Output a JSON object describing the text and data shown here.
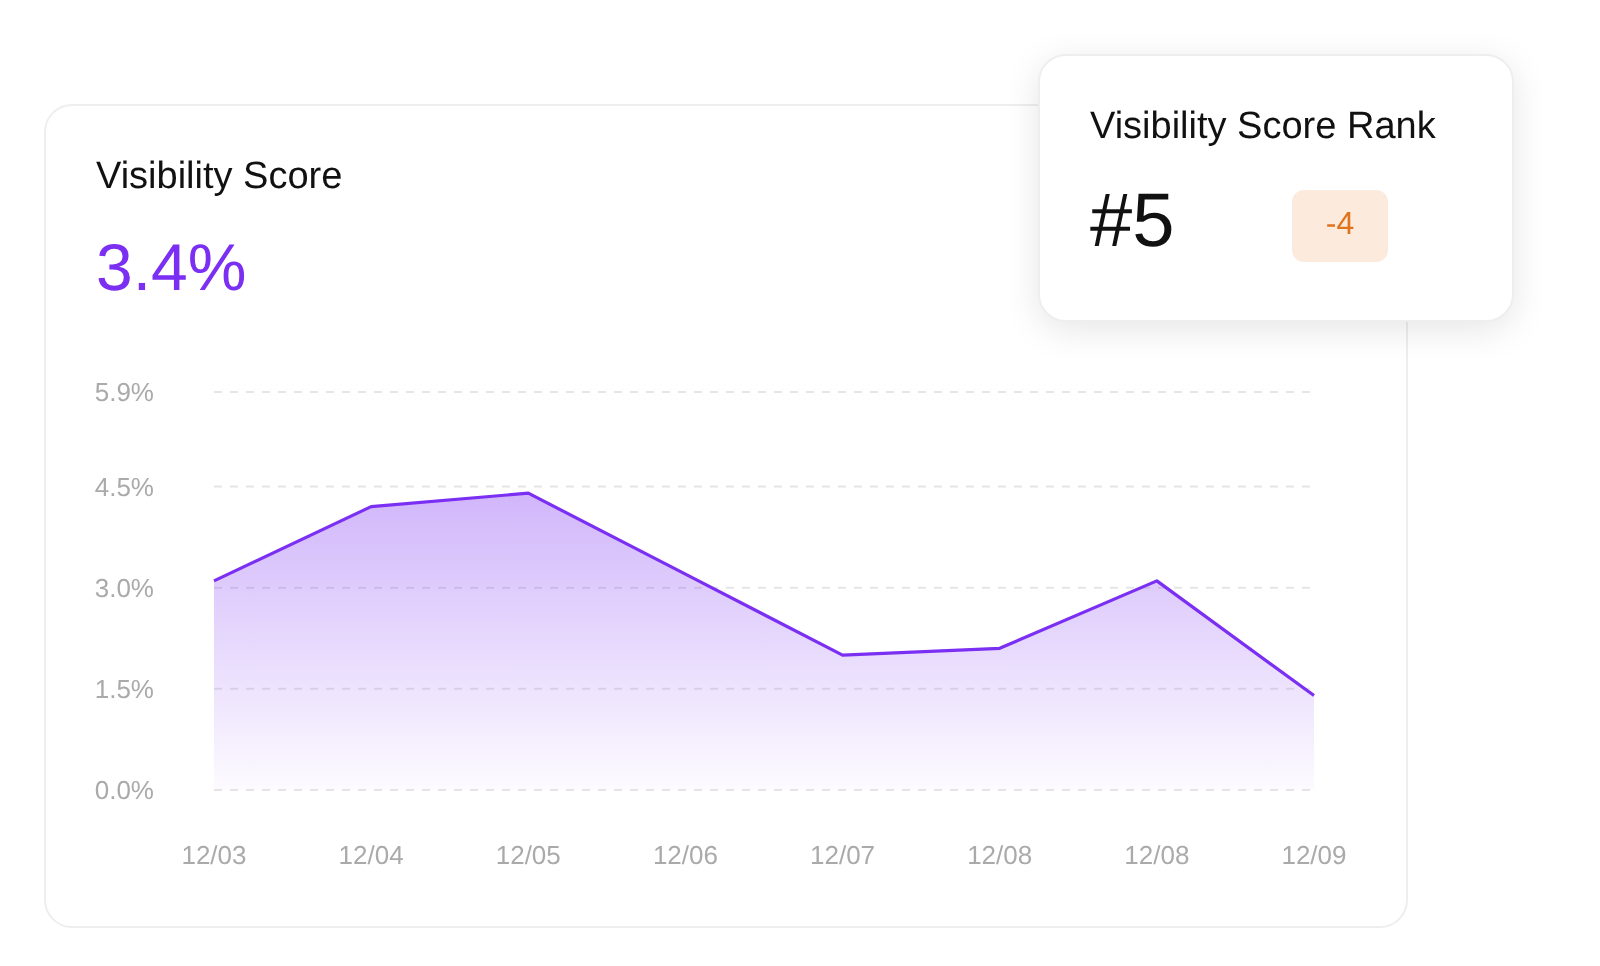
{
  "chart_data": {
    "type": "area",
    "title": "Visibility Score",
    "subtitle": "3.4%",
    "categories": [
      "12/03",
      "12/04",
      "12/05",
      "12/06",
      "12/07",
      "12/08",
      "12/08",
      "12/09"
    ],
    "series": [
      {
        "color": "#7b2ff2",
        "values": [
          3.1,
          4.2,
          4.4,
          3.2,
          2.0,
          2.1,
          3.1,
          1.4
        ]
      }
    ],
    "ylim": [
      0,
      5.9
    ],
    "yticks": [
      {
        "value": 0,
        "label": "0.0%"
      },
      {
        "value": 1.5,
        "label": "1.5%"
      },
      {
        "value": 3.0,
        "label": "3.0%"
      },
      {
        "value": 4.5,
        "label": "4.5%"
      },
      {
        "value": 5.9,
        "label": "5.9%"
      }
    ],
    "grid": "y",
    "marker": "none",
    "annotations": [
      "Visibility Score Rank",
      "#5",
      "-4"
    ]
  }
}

**What you are asked to do**
Quote the data above in full and without alteration; skip the pictures.

**Solved problem**
Output a JSON object describing the text and data shown here.
{
  "chart_data": {
    "type": "area",
    "title": "Visibility Score",
    "subtitle": "3.4%",
    "categories": [
      "12/03",
      "12/04",
      "12/05",
      "12/06",
      "12/07",
      "12/08",
      "12/08",
      "12/09"
    ],
    "series": [
      {
        "color": "#7b2ff2",
        "values": [
          3.1,
          4.2,
          4.4,
          3.2,
          2.0,
          2.1,
          3.1,
          1.4
        ]
      }
    ],
    "ylim": [
      0,
      5.9
    ],
    "yticks": [
      {
        "value": 0,
        "label": "0.0%"
      },
      {
        "value": 1.5,
        "label": "1.5%"
      },
      {
        "value": 3.0,
        "label": "3.0%"
      },
      {
        "value": 4.5,
        "label": "4.5%"
      },
      {
        "value": 5.9,
        "label": "5.9%"
      }
    ],
    "grid": "y",
    "marker": "none",
    "annotations": [
      "Visibility Score Rank",
      "#5",
      "-4"
    ]
  }
}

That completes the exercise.